Data items:
>> START
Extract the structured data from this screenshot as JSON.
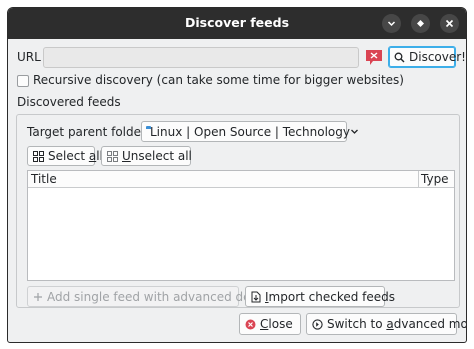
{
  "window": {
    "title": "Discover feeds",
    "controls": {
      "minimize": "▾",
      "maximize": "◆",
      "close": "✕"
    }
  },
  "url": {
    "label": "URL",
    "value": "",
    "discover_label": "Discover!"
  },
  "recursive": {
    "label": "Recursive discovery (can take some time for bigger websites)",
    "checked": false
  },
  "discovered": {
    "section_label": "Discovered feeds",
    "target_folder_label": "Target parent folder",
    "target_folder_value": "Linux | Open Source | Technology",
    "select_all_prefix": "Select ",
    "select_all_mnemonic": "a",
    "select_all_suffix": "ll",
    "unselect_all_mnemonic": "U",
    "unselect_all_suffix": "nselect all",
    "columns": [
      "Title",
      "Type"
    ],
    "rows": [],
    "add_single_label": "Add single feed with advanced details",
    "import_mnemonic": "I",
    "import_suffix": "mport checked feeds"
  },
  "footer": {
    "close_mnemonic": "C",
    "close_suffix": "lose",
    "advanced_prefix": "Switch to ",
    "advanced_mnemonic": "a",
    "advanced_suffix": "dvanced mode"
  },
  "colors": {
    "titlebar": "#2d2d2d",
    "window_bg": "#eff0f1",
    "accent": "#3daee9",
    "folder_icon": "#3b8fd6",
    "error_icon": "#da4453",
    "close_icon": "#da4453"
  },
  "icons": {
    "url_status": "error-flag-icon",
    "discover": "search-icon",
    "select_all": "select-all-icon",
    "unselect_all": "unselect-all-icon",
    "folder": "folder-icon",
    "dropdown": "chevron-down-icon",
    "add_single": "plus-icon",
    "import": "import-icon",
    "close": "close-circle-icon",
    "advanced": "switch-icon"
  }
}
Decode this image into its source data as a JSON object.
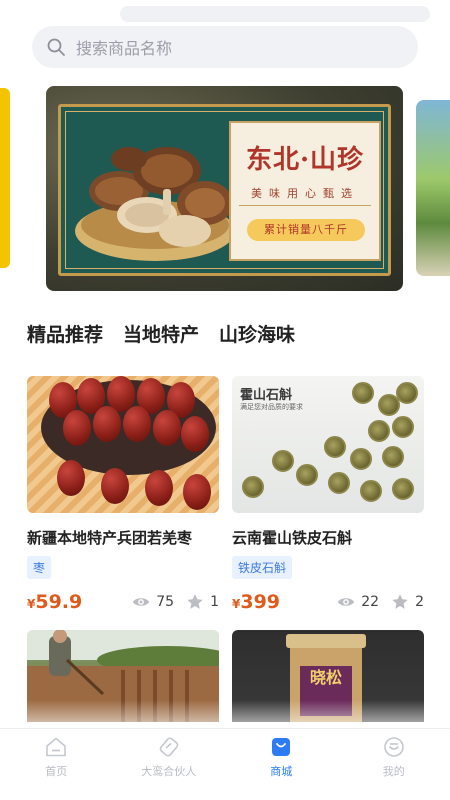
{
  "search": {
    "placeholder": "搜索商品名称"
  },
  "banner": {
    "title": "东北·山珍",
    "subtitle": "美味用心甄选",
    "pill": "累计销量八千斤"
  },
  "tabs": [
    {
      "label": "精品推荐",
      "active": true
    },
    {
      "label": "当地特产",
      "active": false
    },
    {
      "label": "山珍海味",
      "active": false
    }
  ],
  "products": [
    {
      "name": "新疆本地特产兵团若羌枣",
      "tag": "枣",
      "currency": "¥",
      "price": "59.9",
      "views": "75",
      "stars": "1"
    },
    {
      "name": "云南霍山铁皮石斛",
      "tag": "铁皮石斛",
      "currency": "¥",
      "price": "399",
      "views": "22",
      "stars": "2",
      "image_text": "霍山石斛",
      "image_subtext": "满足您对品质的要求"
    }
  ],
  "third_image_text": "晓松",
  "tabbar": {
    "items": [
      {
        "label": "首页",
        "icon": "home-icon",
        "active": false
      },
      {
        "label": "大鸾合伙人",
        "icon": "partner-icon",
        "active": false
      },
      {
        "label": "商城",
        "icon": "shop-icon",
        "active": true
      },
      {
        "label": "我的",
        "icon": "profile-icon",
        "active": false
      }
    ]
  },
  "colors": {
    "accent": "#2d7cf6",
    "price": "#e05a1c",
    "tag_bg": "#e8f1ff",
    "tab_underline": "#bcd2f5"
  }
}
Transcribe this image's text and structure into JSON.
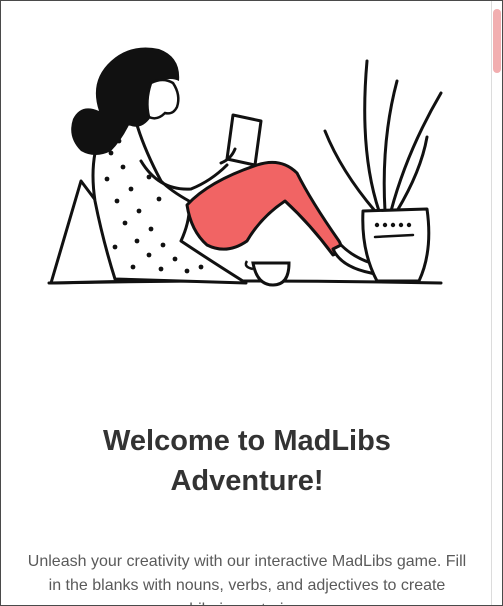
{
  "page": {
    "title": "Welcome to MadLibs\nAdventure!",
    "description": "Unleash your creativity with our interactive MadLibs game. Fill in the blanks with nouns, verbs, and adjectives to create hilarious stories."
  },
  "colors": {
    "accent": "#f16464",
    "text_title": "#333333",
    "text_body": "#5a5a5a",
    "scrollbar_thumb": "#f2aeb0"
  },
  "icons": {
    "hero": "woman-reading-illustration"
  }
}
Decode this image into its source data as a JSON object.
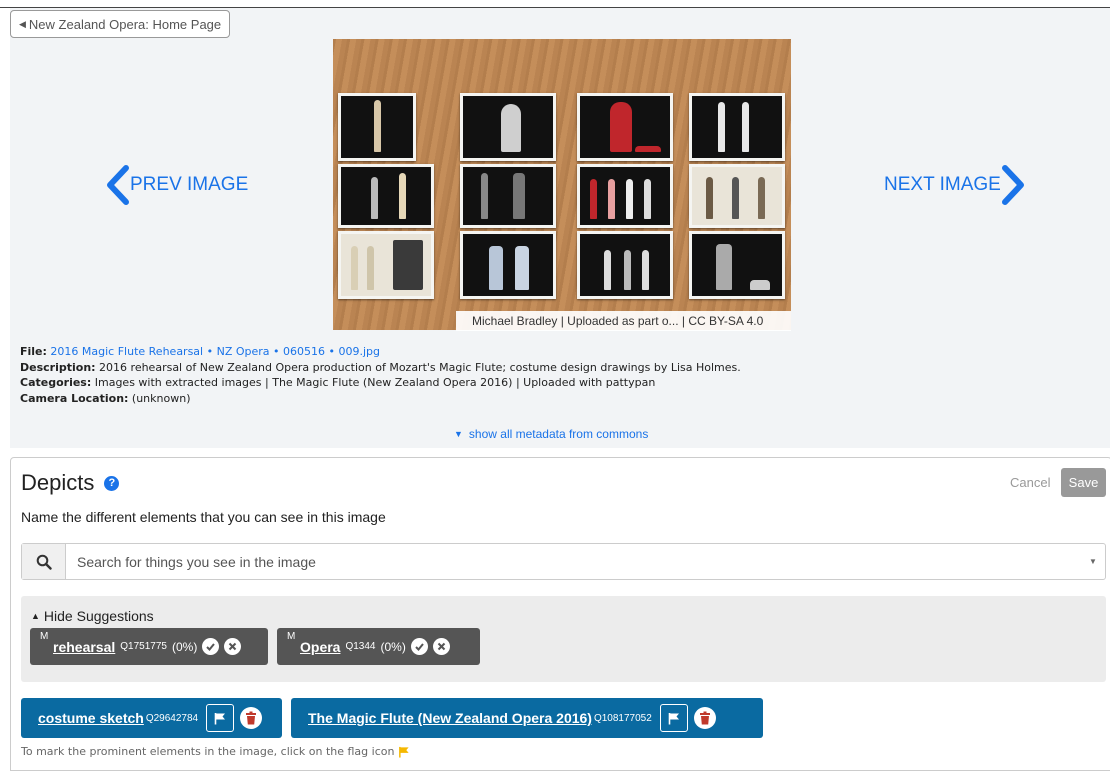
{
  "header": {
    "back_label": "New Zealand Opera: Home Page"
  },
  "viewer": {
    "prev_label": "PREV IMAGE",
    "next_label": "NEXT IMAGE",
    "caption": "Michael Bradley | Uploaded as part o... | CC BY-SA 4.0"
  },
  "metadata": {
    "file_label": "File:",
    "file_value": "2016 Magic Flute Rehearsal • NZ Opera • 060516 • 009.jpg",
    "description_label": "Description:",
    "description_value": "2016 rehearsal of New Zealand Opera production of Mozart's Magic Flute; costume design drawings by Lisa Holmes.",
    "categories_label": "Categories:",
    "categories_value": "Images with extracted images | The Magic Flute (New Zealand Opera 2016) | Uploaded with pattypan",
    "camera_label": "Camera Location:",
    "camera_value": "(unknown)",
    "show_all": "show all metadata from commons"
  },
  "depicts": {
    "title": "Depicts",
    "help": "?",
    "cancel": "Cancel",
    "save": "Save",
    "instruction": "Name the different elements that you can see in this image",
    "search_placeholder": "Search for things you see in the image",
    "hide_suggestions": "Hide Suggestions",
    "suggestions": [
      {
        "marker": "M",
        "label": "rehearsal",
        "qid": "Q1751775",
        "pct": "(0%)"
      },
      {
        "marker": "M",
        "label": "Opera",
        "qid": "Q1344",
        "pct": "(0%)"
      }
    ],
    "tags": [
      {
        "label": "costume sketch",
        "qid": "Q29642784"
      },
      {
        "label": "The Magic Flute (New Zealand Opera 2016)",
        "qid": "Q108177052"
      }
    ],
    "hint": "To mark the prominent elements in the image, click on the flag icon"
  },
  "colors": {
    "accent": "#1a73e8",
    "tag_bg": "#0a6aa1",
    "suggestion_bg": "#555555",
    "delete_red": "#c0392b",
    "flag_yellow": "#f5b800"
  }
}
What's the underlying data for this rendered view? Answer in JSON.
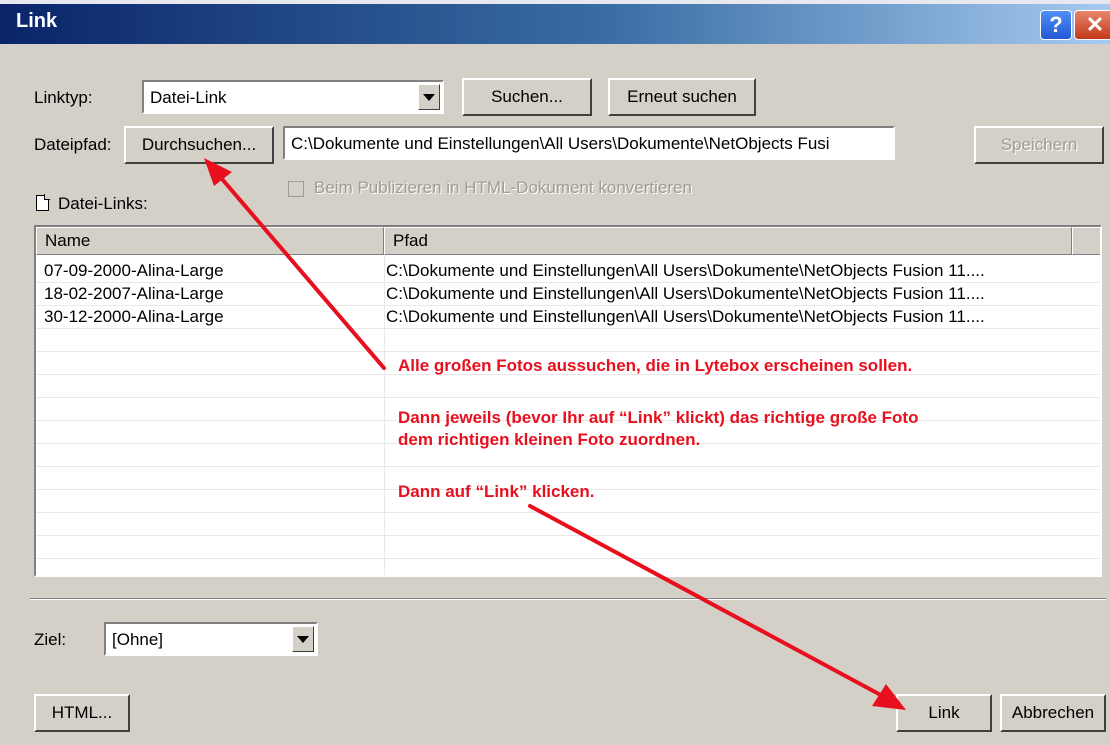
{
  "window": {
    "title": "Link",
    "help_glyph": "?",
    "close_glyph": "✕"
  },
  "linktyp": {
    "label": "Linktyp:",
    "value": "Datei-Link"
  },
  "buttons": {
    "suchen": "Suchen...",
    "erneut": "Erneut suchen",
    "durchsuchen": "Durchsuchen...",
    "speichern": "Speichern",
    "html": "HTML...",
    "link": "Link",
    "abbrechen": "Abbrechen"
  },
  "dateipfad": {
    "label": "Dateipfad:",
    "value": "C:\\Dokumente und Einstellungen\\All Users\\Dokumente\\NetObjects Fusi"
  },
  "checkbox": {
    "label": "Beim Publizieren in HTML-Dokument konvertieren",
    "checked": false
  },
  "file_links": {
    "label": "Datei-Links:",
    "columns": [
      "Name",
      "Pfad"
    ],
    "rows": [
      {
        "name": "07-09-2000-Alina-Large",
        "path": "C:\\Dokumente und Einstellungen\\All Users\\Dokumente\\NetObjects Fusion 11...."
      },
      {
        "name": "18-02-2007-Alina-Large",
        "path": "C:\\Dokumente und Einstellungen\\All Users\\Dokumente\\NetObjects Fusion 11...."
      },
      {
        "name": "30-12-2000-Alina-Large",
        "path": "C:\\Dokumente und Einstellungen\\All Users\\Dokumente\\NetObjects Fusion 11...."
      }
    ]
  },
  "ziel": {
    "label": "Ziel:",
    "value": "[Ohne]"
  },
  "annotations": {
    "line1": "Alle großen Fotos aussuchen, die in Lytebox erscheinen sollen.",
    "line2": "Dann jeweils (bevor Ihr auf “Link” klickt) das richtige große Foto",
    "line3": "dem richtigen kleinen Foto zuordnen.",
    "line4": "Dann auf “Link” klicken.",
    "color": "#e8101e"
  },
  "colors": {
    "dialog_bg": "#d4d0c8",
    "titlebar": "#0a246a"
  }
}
>> END
### Goal
Without the pictures, return all the records precisely as they stand.

### Answer in full
Extract the structured data from this screenshot as JSON.
{
  "window": {
    "title": "Discover feeds",
    "controls": {
      "minimize": "▾",
      "maximize": "◆",
      "close": "✕"
    }
  },
  "url": {
    "label": "URL",
    "value": "",
    "discover_label": "Discover!"
  },
  "recursive": {
    "label": "Recursive discovery (can take some time for bigger websites)",
    "checked": false
  },
  "discovered": {
    "section_label": "Discovered feeds",
    "target_folder_label": "Target parent folder",
    "target_folder_value": "Linux | Open Source | Technology",
    "select_all_prefix": "Select ",
    "select_all_mnemonic": "a",
    "select_all_suffix": "ll",
    "unselect_all_mnemonic": "U",
    "unselect_all_suffix": "nselect all",
    "columns": [
      "Title",
      "Type"
    ],
    "rows": [],
    "add_single_label": "Add single feed with advanced details",
    "import_mnemonic": "I",
    "import_suffix": "mport checked feeds"
  },
  "footer": {
    "close_mnemonic": "C",
    "close_suffix": "lose",
    "advanced_prefix": "Switch to ",
    "advanced_mnemonic": "a",
    "advanced_suffix": "dvanced mode"
  },
  "colors": {
    "titlebar": "#2d2d2d",
    "window_bg": "#eff0f1",
    "accent": "#3daee9",
    "folder_icon": "#3b8fd6",
    "error_icon": "#da4453",
    "close_icon": "#da4453"
  },
  "icons": {
    "url_status": "error-flag-icon",
    "discover": "search-icon",
    "select_all": "select-all-icon",
    "unselect_all": "unselect-all-icon",
    "folder": "folder-icon",
    "dropdown": "chevron-down-icon",
    "add_single": "plus-icon",
    "import": "import-icon",
    "close": "close-circle-icon",
    "advanced": "switch-icon"
  }
}
Decode this image into its source data as a JSON object.
{
  "search": {
    "placeholder": "搜索商品名称"
  },
  "banner": {
    "title": "东北·山珍",
    "subtitle": "美味用心甄选",
    "pill": "累计销量八千斤"
  },
  "tabs": [
    {
      "label": "精品推荐",
      "active": true
    },
    {
      "label": "当地特产",
      "active": false
    },
    {
      "label": "山珍海味",
      "active": false
    }
  ],
  "products": [
    {
      "name": "新疆本地特产兵团若羌枣",
      "tag": "枣",
      "currency": "¥",
      "price": "59.9",
      "views": "75",
      "stars": "1"
    },
    {
      "name": "云南霍山铁皮石斛",
      "tag": "铁皮石斛",
      "currency": "¥",
      "price": "399",
      "views": "22",
      "stars": "2",
      "image_text": "霍山石斛",
      "image_subtext": "满足您对品质的要求"
    }
  ],
  "third_image_text": "晓松",
  "tabbar": {
    "items": [
      {
        "label": "首页",
        "icon": "home-icon",
        "active": false
      },
      {
        "label": "大鸾合伙人",
        "icon": "partner-icon",
        "active": false
      },
      {
        "label": "商城",
        "icon": "shop-icon",
        "active": true
      },
      {
        "label": "我的",
        "icon": "profile-icon",
        "active": false
      }
    ]
  },
  "colors": {
    "accent": "#2d7cf6",
    "price": "#e05a1c",
    "tag_bg": "#e8f1ff",
    "tab_underline": "#bcd2f5"
  }
}
Transcribe this image's text and structure into JSON.
{
  "page": {
    "title": "Welcome to MadLibs\nAdventure!",
    "description": "Unleash your creativity with our interactive MadLibs game. Fill in the blanks with nouns, verbs, and adjectives to create hilarious stories."
  },
  "colors": {
    "accent": "#f16464",
    "text_title": "#333333",
    "text_body": "#5a5a5a",
    "scrollbar_thumb": "#f2aeb0"
  },
  "icons": {
    "hero": "woman-reading-illustration"
  }
}
Decode this image into its source data as a JSON object.
{
  "header": {
    "back_label": "New Zealand Opera: Home Page"
  },
  "viewer": {
    "prev_label": "PREV IMAGE",
    "next_label": "NEXT IMAGE",
    "caption": "Michael Bradley | Uploaded as part o... | CC BY-SA 4.0"
  },
  "metadata": {
    "file_label": "File:",
    "file_value": "2016 Magic Flute Rehearsal • NZ Opera • 060516 • 009.jpg",
    "description_label": "Description:",
    "description_value": "2016 rehearsal of New Zealand Opera production of Mozart's Magic Flute; costume design drawings by Lisa Holmes.",
    "categories_label": "Categories:",
    "categories_value": "Images with extracted images | The Magic Flute (New Zealand Opera 2016) | Uploaded with pattypan",
    "camera_label": "Camera Location:",
    "camera_value": "(unknown)",
    "show_all": "show all metadata from commons"
  },
  "depicts": {
    "title": "Depicts",
    "help": "?",
    "cancel": "Cancel",
    "save": "Save",
    "instruction": "Name the different elements that you can see in this image",
    "search_placeholder": "Search for things you see in the image",
    "hide_suggestions": "Hide Suggestions",
    "suggestions": [
      {
        "marker": "M",
        "label": "rehearsal",
        "qid": "Q1751775",
        "pct": "(0%)"
      },
      {
        "marker": "M",
        "label": "Opera",
        "qid": "Q1344",
        "pct": "(0%)"
      }
    ],
    "tags": [
      {
        "label": "costume sketch",
        "qid": "Q29642784"
      },
      {
        "label": "The Magic Flute (New Zealand Opera 2016)",
        "qid": "Q108177052"
      }
    ],
    "hint": "To mark the prominent elements in the image, click on the flag icon"
  },
  "colors": {
    "accent": "#1a73e8",
    "tag_bg": "#0a6aa1",
    "suggestion_bg": "#555555",
    "delete_red": "#c0392b",
    "flag_yellow": "#f5b800"
  }
}
What's the underlying data for this rendered view? Answer in JSON.
{
  "window": {
    "title": "Link",
    "help_glyph": "?",
    "close_glyph": "✕"
  },
  "linktyp": {
    "label": "Linktyp:",
    "value": "Datei-Link"
  },
  "buttons": {
    "suchen": "Suchen...",
    "erneut": "Erneut suchen",
    "durchsuchen": "Durchsuchen...",
    "speichern": "Speichern",
    "html": "HTML...",
    "link": "Link",
    "abbrechen": "Abbrechen"
  },
  "dateipfad": {
    "label": "Dateipfad:",
    "value": "C:\\Dokumente und Einstellungen\\All Users\\Dokumente\\NetObjects Fusi"
  },
  "checkbox": {
    "label": "Beim Publizieren in HTML-Dokument konvertieren",
    "checked": false
  },
  "file_links": {
    "label": "Datei-Links:",
    "columns": [
      "Name",
      "Pfad"
    ],
    "rows": [
      {
        "name": "07-09-2000-Alina-Large",
        "path": "C:\\Dokumente und Einstellungen\\All Users\\Dokumente\\NetObjects Fusion 11...."
      },
      {
        "name": "18-02-2007-Alina-Large",
        "path": "C:\\Dokumente und Einstellungen\\All Users\\Dokumente\\NetObjects Fusion 11...."
      },
      {
        "name": "30-12-2000-Alina-Large",
        "path": "C:\\Dokumente und Einstellungen\\All Users\\Dokumente\\NetObjects Fusion 11...."
      }
    ]
  },
  "ziel": {
    "label": "Ziel:",
    "value": "[Ohne]"
  },
  "annotations": {
    "line1": "Alle großen Fotos aussuchen, die in Lytebox erscheinen sollen.",
    "line2": "Dann jeweils (bevor Ihr auf “Link” klickt) das richtige große Foto",
    "line3": "dem richtigen kleinen Foto zuordnen.",
    "line4": "Dann auf “Link” klicken.",
    "color": "#e8101e"
  },
  "colors": {
    "dialog_bg": "#d4d0c8",
    "titlebar": "#0a246a"
  }
}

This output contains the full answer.